_Problem details:_ All the data below goes into the copy word for word, but the pictures don't.

── Data lines ──

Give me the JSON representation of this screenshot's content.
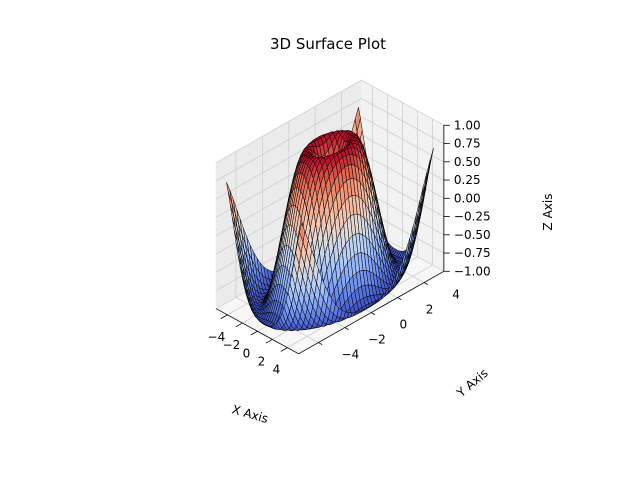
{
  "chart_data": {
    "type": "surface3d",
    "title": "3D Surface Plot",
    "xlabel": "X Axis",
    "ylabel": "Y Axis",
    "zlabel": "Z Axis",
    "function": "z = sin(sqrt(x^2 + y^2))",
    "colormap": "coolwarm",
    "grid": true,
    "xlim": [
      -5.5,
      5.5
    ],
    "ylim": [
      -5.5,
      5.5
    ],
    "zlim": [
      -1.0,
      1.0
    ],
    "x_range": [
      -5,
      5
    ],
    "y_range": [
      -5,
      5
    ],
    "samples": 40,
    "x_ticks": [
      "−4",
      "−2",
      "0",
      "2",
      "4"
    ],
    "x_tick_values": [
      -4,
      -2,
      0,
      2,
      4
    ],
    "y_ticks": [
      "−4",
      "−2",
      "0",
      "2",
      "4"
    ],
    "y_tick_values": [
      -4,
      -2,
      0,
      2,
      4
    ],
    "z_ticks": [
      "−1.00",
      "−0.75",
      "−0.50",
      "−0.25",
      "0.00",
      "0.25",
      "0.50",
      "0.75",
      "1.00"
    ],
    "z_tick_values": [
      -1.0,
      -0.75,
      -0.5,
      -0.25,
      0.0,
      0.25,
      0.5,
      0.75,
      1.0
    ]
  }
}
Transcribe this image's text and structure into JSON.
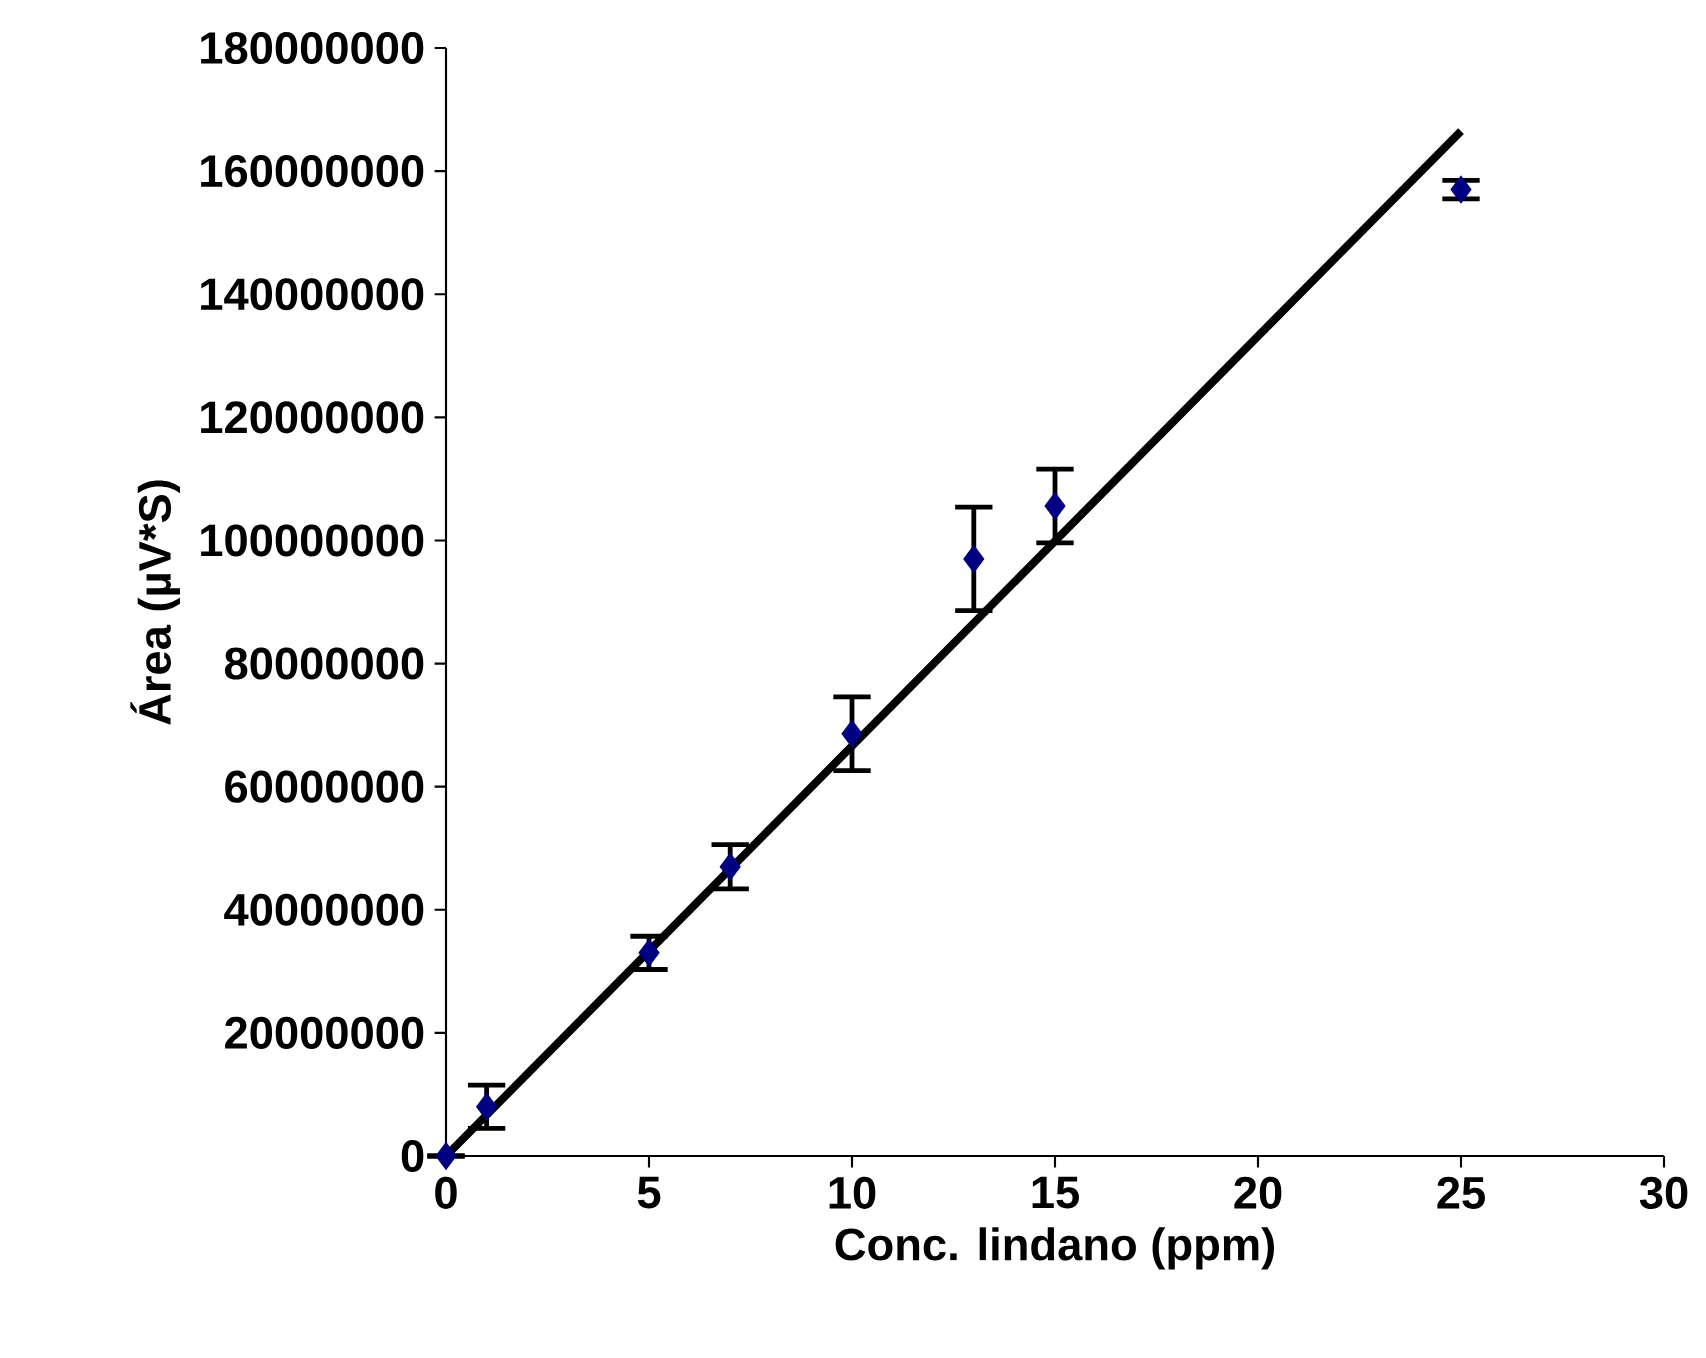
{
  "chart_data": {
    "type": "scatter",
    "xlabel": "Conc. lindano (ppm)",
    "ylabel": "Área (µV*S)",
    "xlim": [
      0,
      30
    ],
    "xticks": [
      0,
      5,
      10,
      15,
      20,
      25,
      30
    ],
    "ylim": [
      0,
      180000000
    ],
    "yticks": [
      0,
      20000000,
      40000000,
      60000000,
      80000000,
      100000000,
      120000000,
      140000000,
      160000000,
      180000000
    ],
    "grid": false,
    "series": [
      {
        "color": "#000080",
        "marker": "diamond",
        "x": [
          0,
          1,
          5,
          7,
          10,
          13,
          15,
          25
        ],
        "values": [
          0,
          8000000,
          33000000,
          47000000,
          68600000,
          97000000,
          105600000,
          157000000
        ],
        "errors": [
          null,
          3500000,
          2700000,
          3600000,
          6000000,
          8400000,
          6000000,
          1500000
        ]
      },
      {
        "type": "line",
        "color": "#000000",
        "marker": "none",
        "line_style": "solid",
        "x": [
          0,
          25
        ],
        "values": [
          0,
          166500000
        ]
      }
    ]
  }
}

───

_Response to the exercise:_
Give me the JSON representation of this screenshot's content.
{
  "chart_data": {
    "type": "surface3d",
    "title": "3D Surface Plot",
    "xlabel": "X Axis",
    "ylabel": "Y Axis",
    "zlabel": "Z Axis",
    "function": "z = sin(sqrt(x^2 + y^2))",
    "colormap": "coolwarm",
    "grid": true,
    "xlim": [
      -5.5,
      5.5
    ],
    "ylim": [
      -5.5,
      5.5
    ],
    "zlim": [
      -1.0,
      1.0
    ],
    "x_range": [
      -5,
      5
    ],
    "y_range": [
      -5,
      5
    ],
    "samples": 40,
    "x_ticks": [
      "−4",
      "−2",
      "0",
      "2",
      "4"
    ],
    "x_tick_values": [
      -4,
      -2,
      0,
      2,
      4
    ],
    "y_ticks": [
      "−4",
      "−2",
      "0",
      "2",
      "4"
    ],
    "y_tick_values": [
      -4,
      -2,
      0,
      2,
      4
    ],
    "z_ticks": [
      "−1.00",
      "−0.75",
      "−0.50",
      "−0.25",
      "0.00",
      "0.25",
      "0.50",
      "0.75",
      "1.00"
    ],
    "z_tick_values": [
      -1.0,
      -0.75,
      -0.5,
      -0.25,
      0.0,
      0.25,
      0.5,
      0.75,
      1.0
    ]
  }
}
Transcribe this image's text and structure into JSON.
{
  "chart_data": {
    "type": "scatter",
    "xlabel": "Conc. lindano (ppm)",
    "ylabel": "Área (µV*S)",
    "xlim": [
      0,
      30
    ],
    "xticks": [
      0,
      5,
      10,
      15,
      20,
      25,
      30
    ],
    "ylim": [
      0,
      180000000
    ],
    "yticks": [
      0,
      20000000,
      40000000,
      60000000,
      80000000,
      100000000,
      120000000,
      140000000,
      160000000,
      180000000
    ],
    "grid": false,
    "series": [
      {
        "color": "#000080",
        "marker": "diamond",
        "x": [
          0,
          1,
          5,
          7,
          10,
          13,
          15,
          25
        ],
        "values": [
          0,
          8000000,
          33000000,
          47000000,
          68600000,
          97000000,
          105600000,
          157000000
        ],
        "errors": [
          null,
          3500000,
          2700000,
          3600000,
          6000000,
          8400000,
          6000000,
          1500000
        ]
      },
      {
        "type": "line",
        "color": "#000000",
        "marker": "none",
        "line_style": "solid",
        "x": [
          0,
          25
        ],
        "values": [
          0,
          166500000
        ]
      }
    ]
  }
}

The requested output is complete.